What is needed: Copy every line from the material below that holds "Valline".

[START Records shown]

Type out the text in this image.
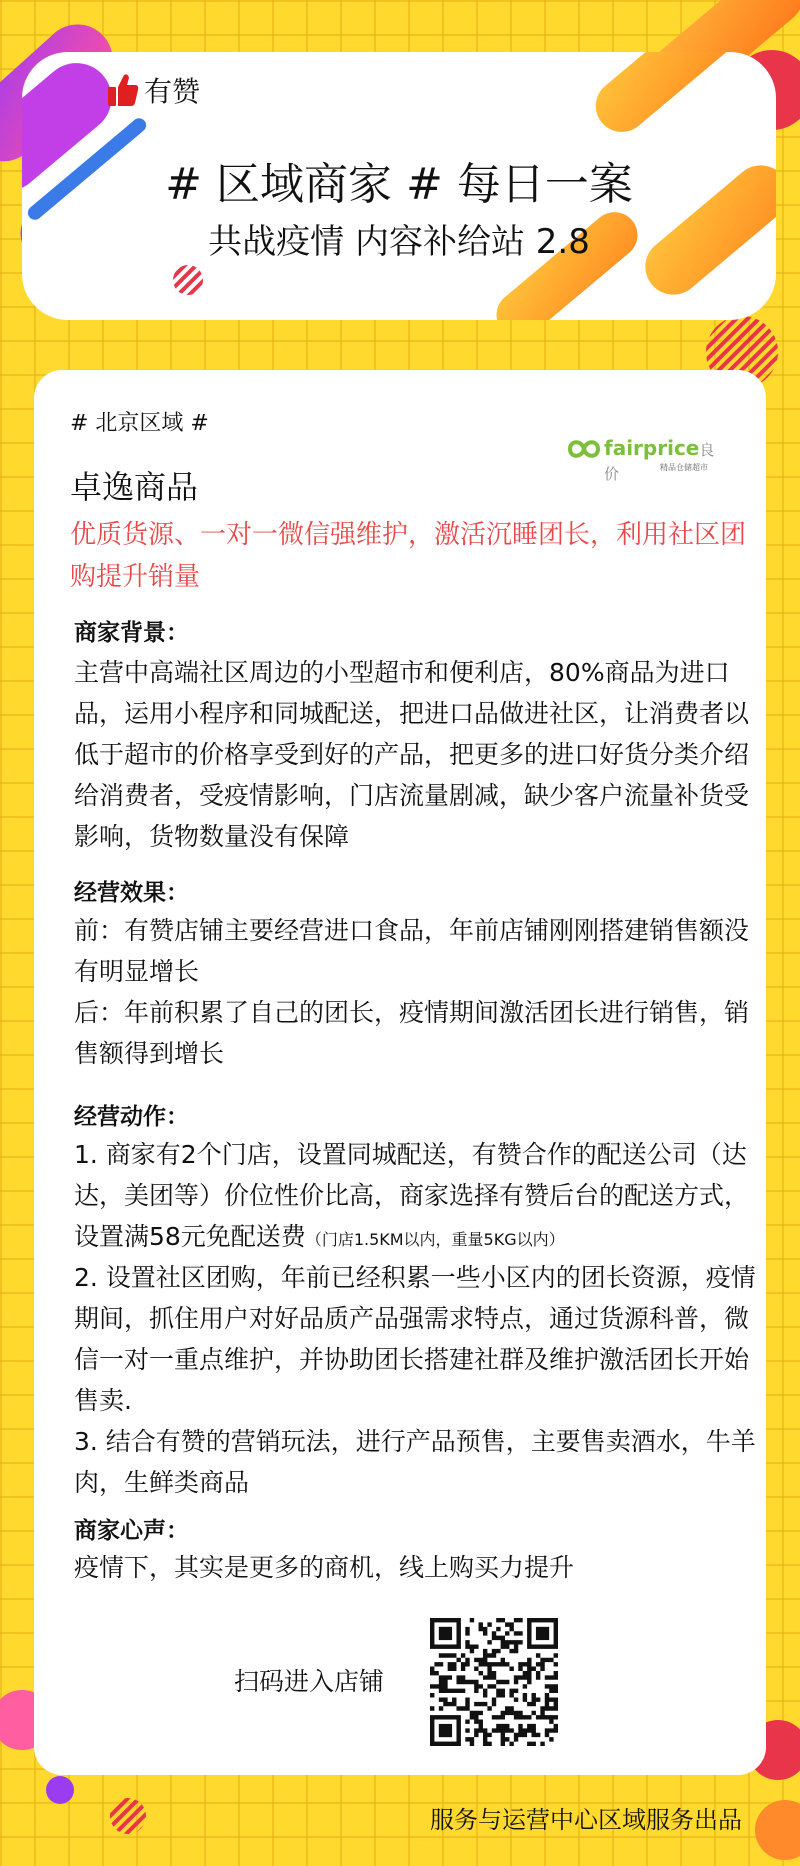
有赞
# 区域商家 # 每日一案
共战疫情 内容补给站 2.8
# 北京区域 #
fairprice良价	精品仓储超市
卓逸商品
优质货源、一对一微信强维护，激活沉睡团长，利用社区团购提升销量
商家背景：
主营中高端社区周边的小型超市和便利店，80%商品为进口品，运用小程序和同城配送，把进口品做进社区，让消费者以低于超市的价格享受到好的产品，把更多的进口好货分类介绍给消费者，受疫情影响，门店流量剧减，缺少客户流量补货受影响，货物数量没有保障
经营效果：
前：有赞店铺主要经营进口食品，年前店铺刚刚搭建销售额没有明显增长
后：年前积累了自己的团长，疫情期间激活团长进行销售，销售额得到增长
经营动作：
1. 商家有2个门店，设置同城配送，有赞合作的配送公司（达达，美团等）价位性价比高，商家选择有赞后台的配送方式，设置满58元免配送费（门店1.5KM以内，重量5KG以内）
2. 设置社区团购，年前已经积累一些小区内的团长资源，疫情期间，抓住用户对好品质产品强需求特点，通过货源科普，微信一对一重点维护，并协助团长搭建社群及维护激活团长开始售卖.
3. 结合有赞的营销玩法，进行产品预售，主要售卖酒水，牛羊肉，生鲜类商品
商家心声：
疫情下，其实是更多的商机，线上购买力提升
扫码进入店铺
服务与运营中心区域服务出品
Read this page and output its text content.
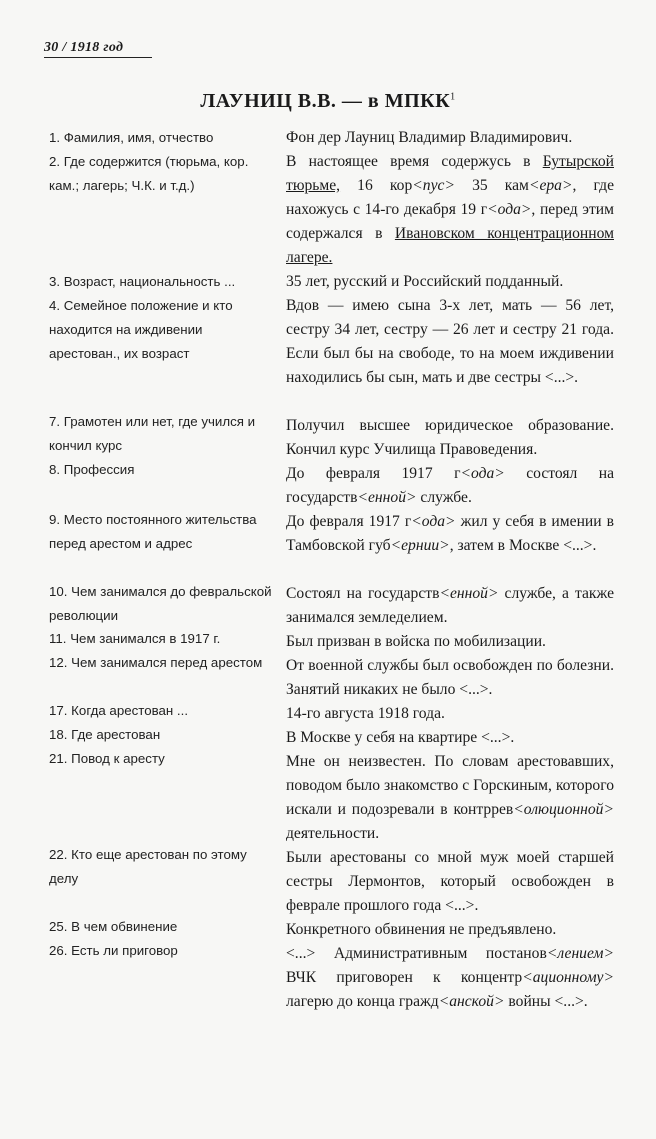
30 / 1918 год
ЛАУНИЦ В.В. — в МПКК$^1$
1. Фамилия, имя, отчество
2. Где содержится (тюрьма, кор. кам.; лагерь; Ч.К. и т.д.)
3. Возраст, национальность ...
4. Семейное положение и кто находится на иждивении арестован., их возраст
7. Грамотен или нет, где учился и кончил курс
8. Профессия
9. Место постоянного жительства перед арестом и адрес
10. Чем занимался до февральской революции
11. Чем занимался в 1917 г.
12. Чем занимался перед арестом
17. Когда арестован ...
18. Где арестован
21. Повод к аресту
22. Кто еще арестован по этому делу
25. В чем обвинение
26. Есть ли приговор
Фон дер Лауниц Владимир Владимирович.
В настоящее время содержусь в Бутырской тюрьме, 16 кор<пус> 35 кам<ера>, где нахожусь с 14-го декабря 19 г<ода>, перед этим содержался в Ивановском концентрационном лагере.
35 лет, русский и Российский подданный.
Вдов — имею сына 3-х лет, мать — 56 лет, сестру 34 лет, сестру — 26 лет и сестру 21 года. Если был бы на свободе, то на моем иждивении находились бы сын, мать и две сестры <...>.
Получил высшее юридическое образование. Кончил курс Училища Правоведения.
До февраля 1917 г<ода> состоял на государств<енной> службе.
До февраля 1917 г<ода> жил у себя в имении в Тамбовской губ<ернии>, затем в Москве <...>.
Состоял на государств<енной> службе, а также занимался земледелием.
Был призван в войска по мобилизации.
От военной службы был освобожден по болезни. Занятий никаких не было <...>.
14-го августа 1918 года.
В Москве у себя на квартире <...>.
Мне он неизвестен. По словам арестовавших, поводом было знакомство с Горскиным, которого искали и подозревали в контррев<олюционной> деятельности.
Были арестованы со мной муж моей старшей сестры Лермонтов, который освобожден в феврале прошлого года <...>.
Конкретного обвинения не предъявлено.
<...> Административным постанов<лением> ВЧК приговорен к концентр<ационному> лагерю до конца гражд<анской> войны <...>.
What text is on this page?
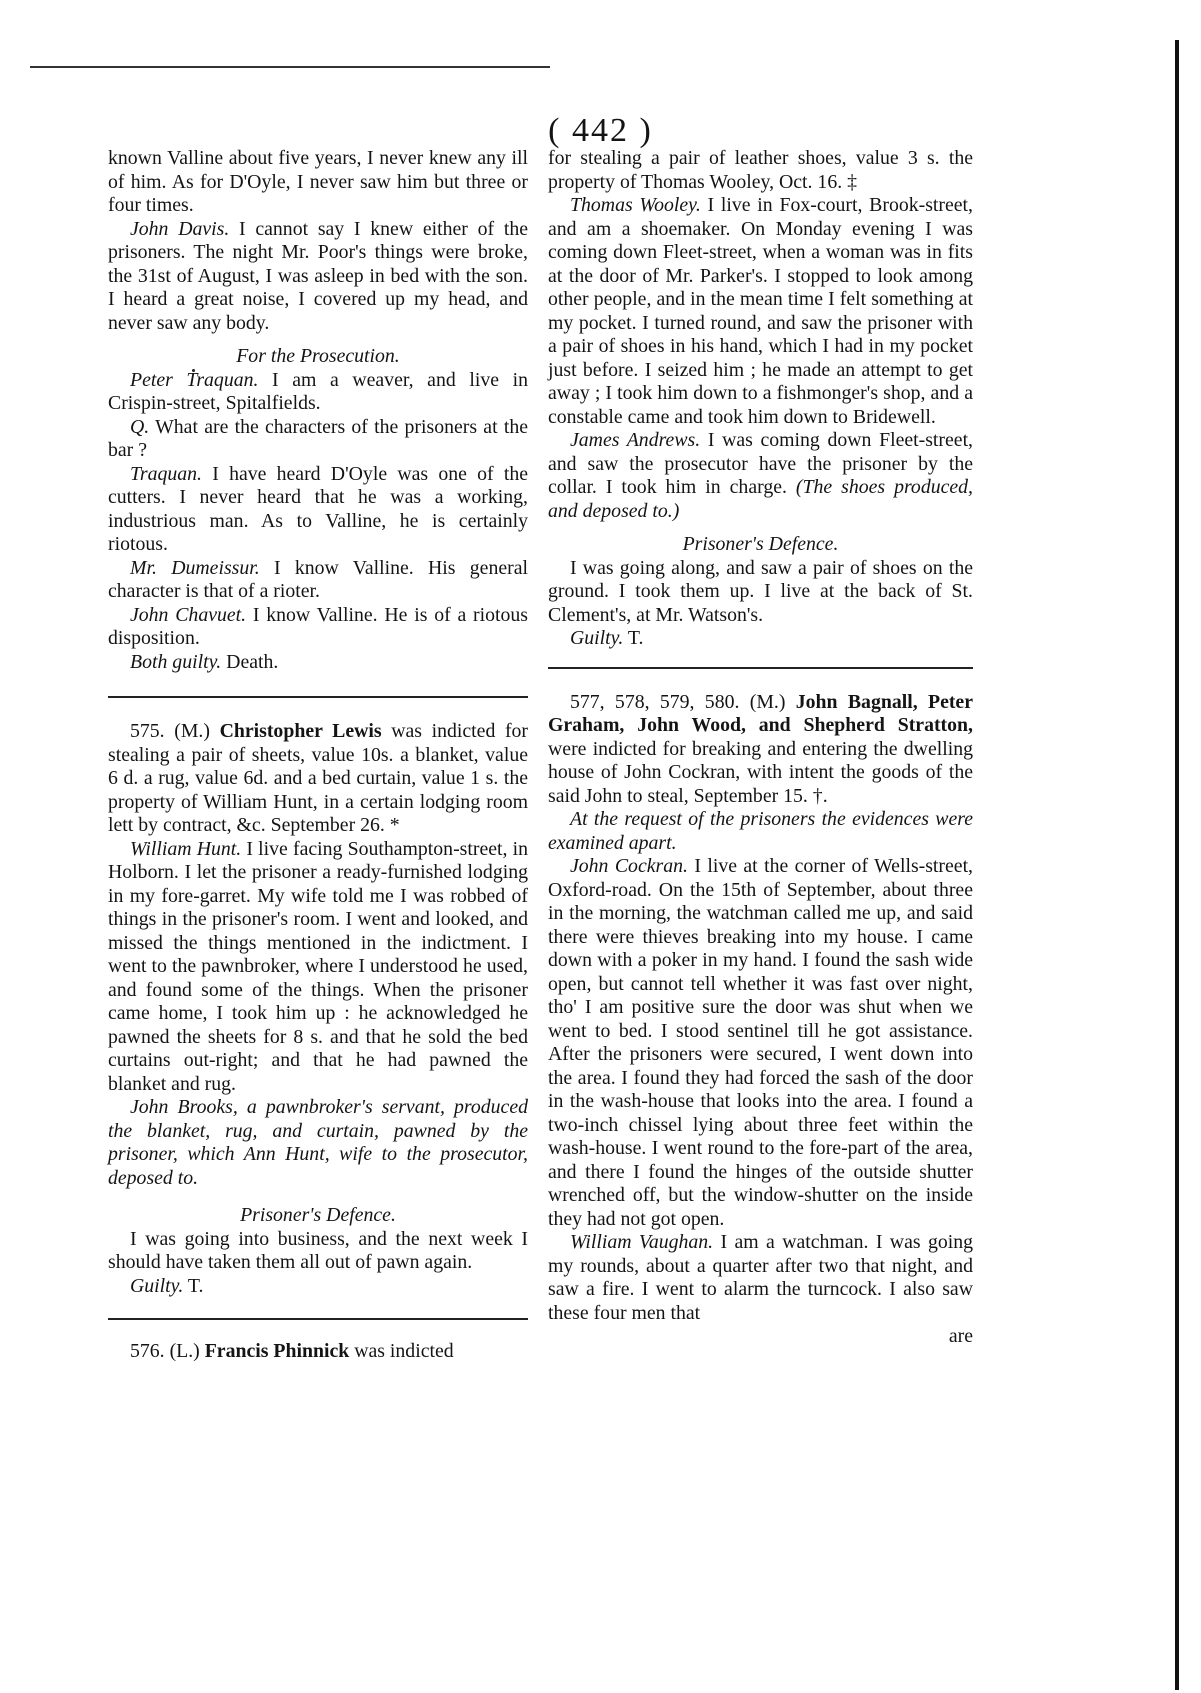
( 442 )

known Valline about five years, I never knew any ill of him. As for D'Oyle, I never saw him but three or four times.

John Davis. I cannot say I knew either of the prisoners. The night Mr. Poor's things were broke, the 31st of August, I was asleep in bed with the son. I heard a great noise, I covered up my head, and never saw any body.

For the Prosecution.

Peter Traquan. I am a weaver, and live in Crispin-street, Spitalfields.

Q. What are the characters of the prisoners at the bar ?

Traquan. I have heard D'Oyle was one of the cutters. I never heard that he was a working, industrious man. As to Valline, he is certainly riotous.

Mr. Dumeissur. I know Valline. His general character is that of a rioter.

John Chavuet. I know Valline. He is of a riotous disposition.

Both guilty. Death.

575. (M.) Christopher Lewis was indicted for stealing a pair of sheets, value 10s. a blanket, value 6 d. a rug, value 6d. and a bed curtain, value 1 s. the property of William Hunt, in a certain lodging room lett by contract, &c. September 26. *

William Hunt. I live facing Southampton-street, in Holborn. I let the prisoner a ready-furnished lodging in my fore-garret. My wife told me I was robbed of things in the prisoner's room. I went and looked, and missed the things mentioned in the indictment. I went to the pawnbroker, where I understood he used, and found some of the things. When the prisoner came home, I took him up : he acknowledged he pawned the sheets for 8 s. and that he sold the bed curtains out-right; and that he had pawned the blanket and rug.

John Brooks, a pawnbroker's servant, produced the blanket, rug, and curtain, pawned by the prisoner, which Ann Hunt, wife to the prosecutor, deposed to.

Prisoner's Defence.

I was going into business, and the next week I should have taken them all out of pawn again.

Guilty. T.

576. (L.) Francis Phinnick was indicted

for stealing a pair of leather shoes, value 3 s. the property of Thomas Wooley, Oct. 16. ‡

Thomas Wooley. I live in Fox-court, Brook-street, and am a shoemaker. On Monday evening I was coming down Fleet-street, when a woman was in fits at the door of Mr. Parker's. I stopped to look among other people, and in the mean time I felt something at my pocket. I turned round, and saw the prisoner with a pair of shoes in his hand, which I had in my pocket just before. I seized him ; he made an attempt to get away ; I took him down to a fishmonger's shop, and a constable came and took him down to Bridewell.

James Andrews. I was coming down Fleet-street, and saw the prosecutor have the prisoner by the collar. I took him in charge. (The shoes produced, and deposed to.)

Prisoner's Defence.

I was going along, and saw a pair of shoes on the ground. I took them up. I live at the back of St. Clement's, at Mr. Watson's.

Guilty. T.

577, 578, 579, 580. (M.) John Bagnall, Peter Graham, John Wood, and Shepherd Stratton, were indicted for breaking and entering the dwelling house of John Cockran, with intent the goods of the said John to steal, September 15. †.

At the request of the prisoners the evidences were examined apart.

John Cockran. I live at the corner of Wells-street, Oxford-road. On the 15th of September, about three in the morning, the watchman called me up, and said there were thieves breaking into my house. I came down with a poker in my hand. I found the sash wide open, but cannot tell whether it was fast over night, tho' I am positive sure the door was shut when we went to bed. I stood sentinel till he got assistance. After the prisoners were secured, I went down into the area. I found they had forced the sash of the door in the wash-house that looks into the area. I found a two-inch chissel lying about three feet within the wash-house. I went round to the fore-part of the area, and there I found the hinges of the outside shutter wrenched off, but the window-shutter on the inside they had not got open.

William Vaughan. I am a watchman. I was going my rounds, about a quarter after two that night, and saw a fire. I went to alarm the turncock. I also saw these four men that

are
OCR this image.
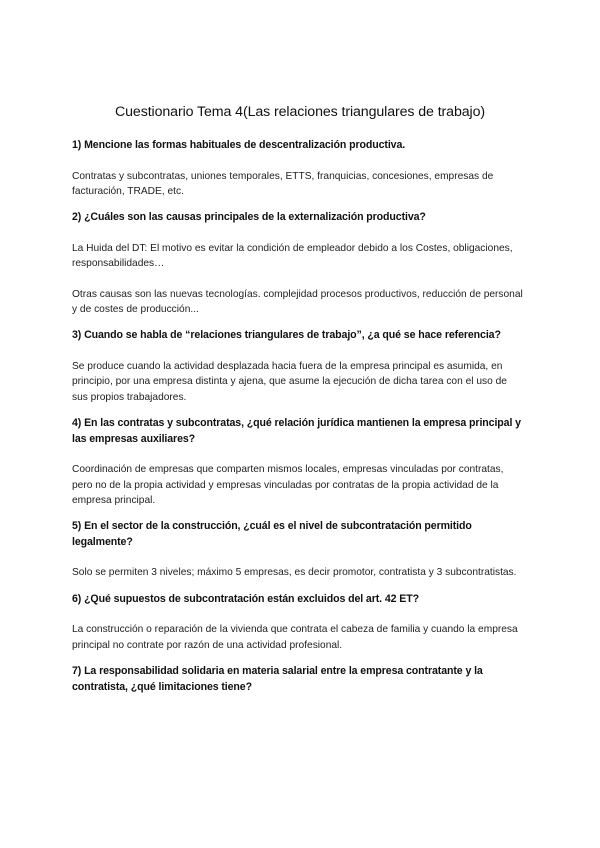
Cuestionario Tema 4(Las relaciones triangulares de trabajo)

1) Mencione las formas habituales de descentralización productiva.

Contratas y subcontratas, uniones temporales, ETTS, franquicias, concesiones, empresas de facturación, TRADE, etc.

2) ¿Cuáles son las causas principales de la externalización productiva?

La Huida del DT: El motivo es evitar la condición de empleador debido a los Costes, obligaciones, responsabilidades…

Otras causas son las nuevas tecnologías. complejidad procesos productivos, reducción de personal y de costes de producción...

3) Cuando se habla de “relaciones triangulares de trabajo”, ¿a qué se hace referencia?

Se produce cuando la actividad desplazada hacia fuera de la empresa principal es asumida, en principio, por una empresa distinta y ajena, que asume la ejecución de dicha tarea con el uso de sus propios trabajadores.

4) En las contratas y subcontratas, ¿qué relación jurídica mantienen la empresa principal y las empresas auxiliares?

Coordinación de empresas que comparten mismos locales, empresas vinculadas por contratas, pero no de la propia actividad y empresas vinculadas por contratas de la propia actividad de la empresa principal.

5) En el sector de la construcción, ¿cuál es el nivel de subcontratación permitido legalmente?

Solo se permiten 3 niveles; máximo 5 empresas, es decir promotor, contratista y 3 subcontratistas.

6) ¿Qué supuestos de subcontratación están excluidos del art. 42 ET?

La construcción o reparación de la vivienda que contrata el cabeza de familia y cuando la empresa principal no contrate por razón de una actividad profesional.

7) La responsabilidad solidaria en materia salarial entre la empresa contratante y la contratista, ¿qué limitaciones tiene?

[END Records shown]

Response to this task:
known Valline about five years, I never knew any ill of him. As for D'Oyle, I never saw him but three or four times.
Traquan. I have heard D'Oyle was one of the cutters. I never heard that he was a working, industrious man. As to Valline, he is certainly riotous.
Mr. Dumeissur. I know Valline. His general character is that of a rioter.
John Chavuet. I know Valline. He is of a riotous disposition.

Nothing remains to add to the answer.